Problem details: Each line below is to be written out in full, exactly as shown.

* begin *

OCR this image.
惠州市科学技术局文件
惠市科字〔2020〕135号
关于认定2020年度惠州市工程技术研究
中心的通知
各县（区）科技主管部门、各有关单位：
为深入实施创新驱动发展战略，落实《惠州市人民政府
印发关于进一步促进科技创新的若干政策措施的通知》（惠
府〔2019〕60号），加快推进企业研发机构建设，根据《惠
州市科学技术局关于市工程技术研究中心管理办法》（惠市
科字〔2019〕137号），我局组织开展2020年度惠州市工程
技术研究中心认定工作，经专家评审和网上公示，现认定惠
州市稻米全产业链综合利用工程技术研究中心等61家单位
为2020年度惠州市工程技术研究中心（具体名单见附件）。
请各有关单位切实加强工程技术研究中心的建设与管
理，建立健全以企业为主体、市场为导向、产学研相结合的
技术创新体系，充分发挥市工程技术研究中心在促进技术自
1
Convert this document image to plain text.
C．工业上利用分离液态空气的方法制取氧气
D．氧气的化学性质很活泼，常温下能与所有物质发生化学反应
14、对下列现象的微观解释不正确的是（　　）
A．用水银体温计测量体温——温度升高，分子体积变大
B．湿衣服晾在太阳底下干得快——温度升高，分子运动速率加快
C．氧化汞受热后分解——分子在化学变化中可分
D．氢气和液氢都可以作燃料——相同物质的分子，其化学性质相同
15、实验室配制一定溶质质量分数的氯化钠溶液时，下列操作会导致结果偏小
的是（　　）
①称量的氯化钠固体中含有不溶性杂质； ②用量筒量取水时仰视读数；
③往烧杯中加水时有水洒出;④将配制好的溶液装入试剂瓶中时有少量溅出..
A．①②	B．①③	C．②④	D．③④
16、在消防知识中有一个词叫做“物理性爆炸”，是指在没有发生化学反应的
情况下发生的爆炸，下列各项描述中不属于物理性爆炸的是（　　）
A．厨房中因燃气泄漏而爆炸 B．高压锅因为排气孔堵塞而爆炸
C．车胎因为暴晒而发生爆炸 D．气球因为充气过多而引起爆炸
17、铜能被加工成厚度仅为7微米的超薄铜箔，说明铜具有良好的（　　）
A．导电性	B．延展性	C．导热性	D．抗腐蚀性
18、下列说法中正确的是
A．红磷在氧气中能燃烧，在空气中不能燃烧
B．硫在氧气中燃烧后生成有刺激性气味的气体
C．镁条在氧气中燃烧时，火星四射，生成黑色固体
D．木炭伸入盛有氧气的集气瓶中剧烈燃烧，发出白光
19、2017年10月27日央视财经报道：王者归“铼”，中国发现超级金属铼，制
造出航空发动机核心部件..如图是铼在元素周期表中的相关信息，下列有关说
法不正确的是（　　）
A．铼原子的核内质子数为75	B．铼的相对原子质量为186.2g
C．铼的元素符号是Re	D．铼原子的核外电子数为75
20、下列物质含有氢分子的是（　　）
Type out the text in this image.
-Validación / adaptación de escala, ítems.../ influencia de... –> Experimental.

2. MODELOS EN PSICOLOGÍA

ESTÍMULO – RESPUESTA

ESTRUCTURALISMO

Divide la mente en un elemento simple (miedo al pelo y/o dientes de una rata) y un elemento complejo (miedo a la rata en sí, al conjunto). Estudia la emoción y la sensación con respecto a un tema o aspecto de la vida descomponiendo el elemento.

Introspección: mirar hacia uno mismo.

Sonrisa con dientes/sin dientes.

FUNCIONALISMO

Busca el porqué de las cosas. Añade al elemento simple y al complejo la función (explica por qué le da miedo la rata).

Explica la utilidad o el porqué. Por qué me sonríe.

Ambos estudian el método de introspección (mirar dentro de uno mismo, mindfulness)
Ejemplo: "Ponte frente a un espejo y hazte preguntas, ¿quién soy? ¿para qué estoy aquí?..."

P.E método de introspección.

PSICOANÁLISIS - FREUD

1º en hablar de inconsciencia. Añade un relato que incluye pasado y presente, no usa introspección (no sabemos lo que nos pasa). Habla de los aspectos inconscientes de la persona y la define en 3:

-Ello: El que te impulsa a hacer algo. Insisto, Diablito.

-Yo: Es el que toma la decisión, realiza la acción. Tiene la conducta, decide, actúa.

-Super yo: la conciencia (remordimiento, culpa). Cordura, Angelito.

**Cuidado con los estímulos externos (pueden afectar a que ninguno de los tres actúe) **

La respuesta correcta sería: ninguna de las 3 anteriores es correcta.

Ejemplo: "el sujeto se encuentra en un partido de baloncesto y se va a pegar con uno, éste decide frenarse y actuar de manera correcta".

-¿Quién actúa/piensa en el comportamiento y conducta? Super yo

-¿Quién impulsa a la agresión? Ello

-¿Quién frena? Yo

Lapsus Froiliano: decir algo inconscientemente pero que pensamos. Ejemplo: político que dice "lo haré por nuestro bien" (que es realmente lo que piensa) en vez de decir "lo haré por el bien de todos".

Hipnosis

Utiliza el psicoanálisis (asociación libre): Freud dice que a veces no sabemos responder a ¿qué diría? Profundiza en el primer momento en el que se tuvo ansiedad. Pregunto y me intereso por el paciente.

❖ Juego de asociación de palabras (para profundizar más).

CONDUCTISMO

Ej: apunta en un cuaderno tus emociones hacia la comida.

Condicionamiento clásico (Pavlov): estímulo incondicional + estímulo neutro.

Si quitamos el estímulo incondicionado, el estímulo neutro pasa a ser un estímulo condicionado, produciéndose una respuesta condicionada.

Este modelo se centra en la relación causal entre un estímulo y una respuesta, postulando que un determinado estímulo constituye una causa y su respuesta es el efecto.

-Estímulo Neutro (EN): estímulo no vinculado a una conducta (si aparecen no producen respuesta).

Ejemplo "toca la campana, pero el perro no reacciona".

* end *

Solution below:
OCR this image.
惠州市科学技术局文件
惠市科字〔2020〕135号
关于认定2020年度惠州市工程技术研究
中心的通知
各县（区）科技主管部门、各有关单位：
为深入实施创新驱动发展战略，落实《惠州市人民政府
印发关于进一步促进科技创新的若干政策措施的通知》（惠
府〔2019〕60号），加快推进企业研发机构建设，根据《惠
州市科学技术局关于市工程技术研究中心管理办法》（惠市
科字〔2019〕137号），我局组织开展2020年度惠州市工程
技术研究中心认定工作，经专家评审和网上公示，现认定惠
州市稻米全产业链综合利用工程技术研究中心等61家单位
为2020年度惠州市工程技术研究中心（具体名单见附件）。
请各有关单位切实加强工程技术研究中心的建设与管
理，建立健全以企业为主体、市场为导向、产学研相结合的
技术创新体系，充分发挥市工程技术研究中心在促进技术自
1
Convert this document image to plain text.
C．工业上利用分离液态空气的方法制取氧气
D．氧气的化学性质很活泼，常温下能与所有物质发生化学反应
14、对下列现象的微观解释不正确的是（　　）
A．用水银体温计测量体温——温度升高，分子体积变大
B．湿衣服晾在太阳底下干得快——温度升高，分子运动速率加快
C．氧化汞受热后分解——分子在化学变化中可分
D．氢气和液氢都可以作燃料——相同物质的分子，其化学性质相同
15、实验室配制一定溶质质量分数的氯化钠溶液时，下列操作会导致结果偏小
的是（　　）
①称量的氯化钠固体中含有不溶性杂质； ②用量筒量取水时仰视读数；
③往烧杯中加水时有水洒出;④将配制好的溶液装入试剂瓶中时有少量溅出..
A．①②	B．①③	C．②④	D．③④
16、在消防知识中有一个词叫做“物理性爆炸”，是指在没有发生化学反应的
情况下发生的爆炸，下列各项描述中不属于物理性爆炸的是（　　）
A．厨房中因燃气泄漏而爆炸 B．高压锅因为排气孔堵塞而爆炸
C．车胎因为暴晒而发生爆炸 D．气球因为充气过多而引起爆炸
17、铜能被加工成厚度仅为7微米的超薄铜箔，说明铜具有良好的（　　）
A．导电性	B．延展性	C．导热性	D．抗腐蚀性
18、下列说法中正确的是
A．红磷在氧气中能燃烧，在空气中不能燃烧
B．硫在氧气中燃烧后生成有刺激性气味的气体
C．镁条在氧气中燃烧时，火星四射，生成黑色固体
D．木炭伸入盛有氧气的集气瓶中剧烈燃烧，发出白光
19、2017年10月27日央视财经报道：王者归“铼”，中国发现超级金属铼，制
造出航空发动机核心部件..如图是铼在元素周期表中的相关信息，下列有关说
法不正确的是（　　）
A．铼原子的核内质子数为75	B．铼的相对原子质量为186.2g
C．铼的元素符号是Re	D．铼原子的核外电子数为75
20、下列物质含有氢分子的是（　　）
Type out the text in this image.
-Validación / adaptación de escala, ítems.../ influencia de... –> Experimental.

2. MODELOS EN PSICOLOGÍA

ESTÍMULO – RESPUESTA

ESTRUCTURALISMO

Divide la mente en un elemento simple (miedo al pelo y/o dientes de una rata) y un elemento complejo (miedo a la rata en sí, al conjunto). Estudia la emoción y la sensación con respecto a un tema o aspecto de la vida descomponiendo el elemento.

Introspección: mirar hacia uno mismo.

Sonrisa con dientes/sin dientes.

FUNCIONALISMO

Busca el porqué de las cosas. Añade al elemento simple y al complejo la función (explica por qué le da miedo la rata).

Explica la utilidad o el porqué. Por qué me sonríe.

Ambos estudian el método de introspección (mirar dentro de uno mismo, mindfulness)
Ejemplo: "Ponte frente a un espejo y hazte preguntas, ¿quién soy? ¿para qué estoy aquí?..."

P.E método de introspección.

PSICOANÁLISIS - FREUD

1º en hablar de inconsciencia. Añade un relato que incluye pasado y presente, no usa introspección (no sabemos lo que nos pasa). Habla de los aspectos inconscientes de la persona y la define en 3:

-Ello: El que te impulsa a hacer algo. Insisto, Diablito.

-Yo: Es el que toma la decisión, realiza la acción. Tiene la conducta, decide, actúa.

-Super yo: la conciencia (remordimiento, culpa). Cordura, Angelito.

**Cuidado con los estímulos externos (pueden afectar a que ninguno de los tres actúe) **

La respuesta correcta sería: ninguna de las 3 anteriores es correcta.

Ejemplo: "el sujeto se encuentra en un partido de baloncesto y se va a pegar con uno, éste decide frenarse y actuar de manera correcta".

-¿Quién actúa/piensa en el comportamiento y conducta? Super yo

-¿Quién impulsa a la agresión? Ello

-¿Quién frena? Yo

Lapsus Froiliano: decir algo inconscientemente pero que pensamos. Ejemplo: político que dice "lo haré por nuestro bien" (que es realmente lo que piensa) en vez de decir "lo haré por el bien de todos".

Hipnosis

Utiliza el psicoanálisis (asociación libre): Freud dice que a veces no sabemos responder a ¿qué diría? Profundiza en el primer momento en el que se tuvo ansiedad. Pregunto y me intereso por el paciente.

❖ Juego de asociación de palabras (para profundizar más).

CONDUCTISMO

Ej: apunta en un cuaderno tus emociones hacia la comida.

Condicionamiento clásico (Pavlov): estímulo incondicional + estímulo neutro.

Si quitamos el estímulo incondicionado, el estímulo neutro pasa a ser un estímulo condicionado, produciéndose una respuesta condicionada.

Este modelo se centra en la relación causal entre un estímulo y una respuesta, postulando que un determinado estímulo constituye una causa y su respuesta es el efecto.

-Estímulo Neutro (EN): estímulo no vinculado a una conducta (si aparecen no producen respuesta).

Ejemplo "toca la campana, pero el perro no reacciona".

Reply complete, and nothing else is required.